**WHAT TO WORK ON:**
Output the entries below exactly as written, omitting pictures.

**ITEMS:**
%%

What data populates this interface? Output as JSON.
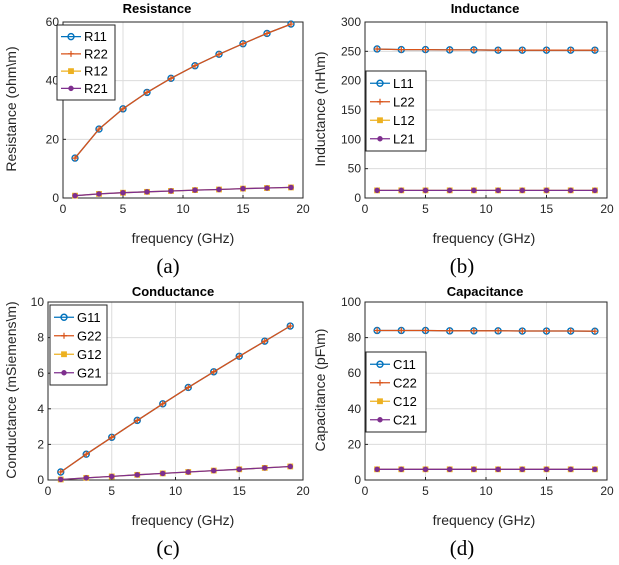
{
  "chart_data": [
    {
      "id": "a",
      "type": "line",
      "title": "Resistance",
      "caption": "(a)",
      "xlabel": "frequency (GHz)",
      "ylabel": "Resistance (ohm\\m)",
      "xlim": [
        0,
        20
      ],
      "ylim": [
        0,
        60
      ],
      "xticks": [
        0,
        5,
        10,
        15,
        20
      ],
      "yticks": [
        0,
        20,
        40,
        60
      ],
      "grid": true,
      "legend_position": "top-left",
      "x": [
        1,
        3,
        5,
        7,
        9,
        11,
        13,
        15,
        17,
        19
      ],
      "series": [
        {
          "name": "R11",
          "color": "#0072BD",
          "marker": "circle",
          "values": [
            13.6,
            23.5,
            30.4,
            36.0,
            40.8,
            45.1,
            49.0,
            52.6,
            56.1,
            59.3
          ]
        },
        {
          "name": "R22",
          "color": "#D95319",
          "marker": "plus",
          "values": [
            13.6,
            23.5,
            30.4,
            36.0,
            40.8,
            45.1,
            49.0,
            52.6,
            56.1,
            59.3
          ]
        },
        {
          "name": "R12",
          "color": "#EDB120",
          "marker": "square",
          "values": [
            0.8,
            1.4,
            1.8,
            2.1,
            2.4,
            2.7,
            2.9,
            3.2,
            3.4,
            3.6
          ]
        },
        {
          "name": "R21",
          "color": "#7E2F8E",
          "marker": "dot",
          "values": [
            0.8,
            1.4,
            1.8,
            2.1,
            2.4,
            2.7,
            2.9,
            3.2,
            3.4,
            3.6
          ]
        }
      ]
    },
    {
      "id": "b",
      "type": "line",
      "title": "Inductance",
      "caption": "(b)",
      "xlabel": "frequency (GHz)",
      "ylabel": "Inductance (nH\\m)",
      "xlim": [
        0,
        20
      ],
      "ylim": [
        0,
        300
      ],
      "xticks": [
        0,
        5,
        10,
        15,
        20
      ],
      "yticks": [
        0,
        50,
        100,
        150,
        200,
        250,
        300
      ],
      "grid": true,
      "legend_position": "middle-left",
      "x": [
        1,
        3,
        5,
        7,
        9,
        11,
        13,
        15,
        17,
        19
      ],
      "series": [
        {
          "name": "L11",
          "color": "#0072BD",
          "marker": "circle",
          "values": [
            254,
            253,
            253,
            252.5,
            252.5,
            252,
            252,
            252,
            252,
            252
          ]
        },
        {
          "name": "L22",
          "color": "#D95319",
          "marker": "plus",
          "values": [
            254,
            253,
            253,
            252.5,
            252.5,
            252,
            252,
            252,
            252,
            252
          ]
        },
        {
          "name": "L12",
          "color": "#EDB120",
          "marker": "square",
          "values": [
            13,
            13,
            13,
            13,
            13,
            13,
            13,
            13,
            13,
            13
          ]
        },
        {
          "name": "L21",
          "color": "#7E2F8E",
          "marker": "dot",
          "values": [
            13,
            13,
            13,
            13,
            13,
            13,
            13,
            13,
            13,
            13
          ]
        }
      ]
    },
    {
      "id": "c",
      "type": "line",
      "title": "Conductance",
      "caption": "(c)",
      "xlabel": "frequency (GHz)",
      "ylabel": "Conductance (mSiemens\\m)",
      "xlim": [
        0,
        20
      ],
      "ylim": [
        0,
        10
      ],
      "xticks": [
        0,
        5,
        10,
        15,
        20
      ],
      "yticks": [
        0,
        2,
        4,
        6,
        8,
        10
      ],
      "grid": true,
      "legend_position": "top-left",
      "x": [
        1,
        3,
        5,
        7,
        9,
        11,
        13,
        15,
        17,
        19
      ],
      "series": [
        {
          "name": "G11",
          "color": "#0072BD",
          "marker": "circle",
          "values": [
            0.45,
            1.45,
            2.4,
            3.35,
            4.28,
            5.2,
            6.08,
            6.95,
            7.8,
            8.65
          ]
        },
        {
          "name": "G22",
          "color": "#D95319",
          "marker": "plus",
          "values": [
            0.45,
            1.45,
            2.4,
            3.35,
            4.28,
            5.2,
            6.08,
            6.95,
            7.8,
            8.65
          ]
        },
        {
          "name": "G12",
          "color": "#EDB120",
          "marker": "square",
          "values": [
            0.03,
            0.12,
            0.2,
            0.29,
            0.37,
            0.45,
            0.53,
            0.6,
            0.68,
            0.76
          ]
        },
        {
          "name": "G21",
          "color": "#7E2F8E",
          "marker": "dot",
          "values": [
            0.03,
            0.12,
            0.2,
            0.29,
            0.37,
            0.45,
            0.53,
            0.6,
            0.68,
            0.76
          ]
        }
      ]
    },
    {
      "id": "d",
      "type": "line",
      "title": "Capacitance",
      "caption": "(d)",
      "xlabel": "frequency (GHz)",
      "ylabel": "Capacitance (pF\\m)",
      "xlim": [
        0,
        20
      ],
      "ylim": [
        0,
        100
      ],
      "xticks": [
        0,
        5,
        10,
        15,
        20
      ],
      "yticks": [
        0,
        20,
        40,
        60,
        80,
        100
      ],
      "grid": true,
      "legend_position": "middle-left",
      "x": [
        1,
        3,
        5,
        7,
        9,
        11,
        13,
        15,
        17,
        19
      ],
      "series": [
        {
          "name": "C11",
          "color": "#0072BD",
          "marker": "circle",
          "values": [
            84,
            84,
            84,
            83.8,
            83.8,
            83.8,
            83.7,
            83.7,
            83.7,
            83.6
          ]
        },
        {
          "name": "C22",
          "color": "#D95319",
          "marker": "plus",
          "values": [
            84,
            84,
            84,
            83.8,
            83.8,
            83.8,
            83.7,
            83.7,
            83.7,
            83.6
          ]
        },
        {
          "name": "C12",
          "color": "#EDB120",
          "marker": "square",
          "values": [
            6,
            6,
            6,
            6,
            6,
            6,
            6,
            6,
            6,
            6
          ]
        },
        {
          "name": "C21",
          "color": "#7E2F8E",
          "marker": "dot",
          "values": [
            6,
            6,
            6,
            6,
            6,
            6,
            6,
            6,
            6,
            6
          ]
        }
      ]
    }
  ]
}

%%

**THE REPLY:**
What data populates this interface? Output as JSON.
{
  "chart_data": [
    {
      "id": "a",
      "type": "line",
      "title": "Resistance",
      "caption": "(a)",
      "xlabel": "frequency (GHz)",
      "ylabel": "Resistance (ohm\\m)",
      "xlim": [
        0,
        20
      ],
      "ylim": [
        0,
        60
      ],
      "xticks": [
        0,
        5,
        10,
        15,
        20
      ],
      "yticks": [
        0,
        20,
        40,
        60
      ],
      "grid": true,
      "legend_position": "top-left",
      "x": [
        1,
        3,
        5,
        7,
        9,
        11,
        13,
        15,
        17,
        19
      ],
      "series": [
        {
          "name": "R11",
          "color": "#0072BD",
          "marker": "circle",
          "values": [
            13.6,
            23.5,
            30.4,
            36.0,
            40.8,
            45.1,
            49.0,
            52.6,
            56.1,
            59.3
          ]
        },
        {
          "name": "R22",
          "color": "#D95319",
          "marker": "plus",
          "values": [
            13.6,
            23.5,
            30.4,
            36.0,
            40.8,
            45.1,
            49.0,
            52.6,
            56.1,
            59.3
          ]
        },
        {
          "name": "R12",
          "color": "#EDB120",
          "marker": "square",
          "values": [
            0.8,
            1.4,
            1.8,
            2.1,
            2.4,
            2.7,
            2.9,
            3.2,
            3.4,
            3.6
          ]
        },
        {
          "name": "R21",
          "color": "#7E2F8E",
          "marker": "dot",
          "values": [
            0.8,
            1.4,
            1.8,
            2.1,
            2.4,
            2.7,
            2.9,
            3.2,
            3.4,
            3.6
          ]
        }
      ]
    },
    {
      "id": "b",
      "type": "line",
      "title": "Inductance",
      "caption": "(b)",
      "xlabel": "frequency (GHz)",
      "ylabel": "Inductance (nH\\m)",
      "xlim": [
        0,
        20
      ],
      "ylim": [
        0,
        300
      ],
      "xticks": [
        0,
        5,
        10,
        15,
        20
      ],
      "yticks": [
        0,
        50,
        100,
        150,
        200,
        250,
        300
      ],
      "grid": true,
      "legend_position": "middle-left",
      "x": [
        1,
        3,
        5,
        7,
        9,
        11,
        13,
        15,
        17,
        19
      ],
      "series": [
        {
          "name": "L11",
          "color": "#0072BD",
          "marker": "circle",
          "values": [
            254,
            253,
            253,
            252.5,
            252.5,
            252,
            252,
            252,
            252,
            252
          ]
        },
        {
          "name": "L22",
          "color": "#D95319",
          "marker": "plus",
          "values": [
            254,
            253,
            253,
            252.5,
            252.5,
            252,
            252,
            252,
            252,
            252
          ]
        },
        {
          "name": "L12",
          "color": "#EDB120",
          "marker": "square",
          "values": [
            13,
            13,
            13,
            13,
            13,
            13,
            13,
            13,
            13,
            13
          ]
        },
        {
          "name": "L21",
          "color": "#7E2F8E",
          "marker": "dot",
          "values": [
            13,
            13,
            13,
            13,
            13,
            13,
            13,
            13,
            13,
            13
          ]
        }
      ]
    },
    {
      "id": "c",
      "type": "line",
      "title": "Conductance",
      "caption": "(c)",
      "xlabel": "frequency (GHz)",
      "ylabel": "Conductance (mSiemens\\m)",
      "xlim": [
        0,
        20
      ],
      "ylim": [
        0,
        10
      ],
      "xticks": [
        0,
        5,
        10,
        15,
        20
      ],
      "yticks": [
        0,
        2,
        4,
        6,
        8,
        10
      ],
      "grid": true,
      "legend_position": "top-left",
      "x": [
        1,
        3,
        5,
        7,
        9,
        11,
        13,
        15,
        17,
        19
      ],
      "series": [
        {
          "name": "G11",
          "color": "#0072BD",
          "marker": "circle",
          "values": [
            0.45,
            1.45,
            2.4,
            3.35,
            4.28,
            5.2,
            6.08,
            6.95,
            7.8,
            8.65
          ]
        },
        {
          "name": "G22",
          "color": "#D95319",
          "marker": "plus",
          "values": [
            0.45,
            1.45,
            2.4,
            3.35,
            4.28,
            5.2,
            6.08,
            6.95,
            7.8,
            8.65
          ]
        },
        {
          "name": "G12",
          "color": "#EDB120",
          "marker": "square",
          "values": [
            0.03,
            0.12,
            0.2,
            0.29,
            0.37,
            0.45,
            0.53,
            0.6,
            0.68,
            0.76
          ]
        },
        {
          "name": "G21",
          "color": "#7E2F8E",
          "marker": "dot",
          "values": [
            0.03,
            0.12,
            0.2,
            0.29,
            0.37,
            0.45,
            0.53,
            0.6,
            0.68,
            0.76
          ]
        }
      ]
    },
    {
      "id": "d",
      "type": "line",
      "title": "Capacitance",
      "caption": "(d)",
      "xlabel": "frequency (GHz)",
      "ylabel": "Capacitance (pF\\m)",
      "xlim": [
        0,
        20
      ],
      "ylim": [
        0,
        100
      ],
      "xticks": [
        0,
        5,
        10,
        15,
        20
      ],
      "yticks": [
        0,
        20,
        40,
        60,
        80,
        100
      ],
      "grid": true,
      "legend_position": "middle-left",
      "x": [
        1,
        3,
        5,
        7,
        9,
        11,
        13,
        15,
        17,
        19
      ],
      "series": [
        {
          "name": "C11",
          "color": "#0072BD",
          "marker": "circle",
          "values": [
            84,
            84,
            84,
            83.8,
            83.8,
            83.8,
            83.7,
            83.7,
            83.7,
            83.6
          ]
        },
        {
          "name": "C22",
          "color": "#D95319",
          "marker": "plus",
          "values": [
            84,
            84,
            84,
            83.8,
            83.8,
            83.8,
            83.7,
            83.7,
            83.7,
            83.6
          ]
        },
        {
          "name": "C12",
          "color": "#EDB120",
          "marker": "square",
          "values": [
            6,
            6,
            6,
            6,
            6,
            6,
            6,
            6,
            6,
            6
          ]
        },
        {
          "name": "C21",
          "color": "#7E2F8E",
          "marker": "dot",
          "values": [
            6,
            6,
            6,
            6,
            6,
            6,
            6,
            6,
            6,
            6
          ]
        }
      ]
    }
  ]
}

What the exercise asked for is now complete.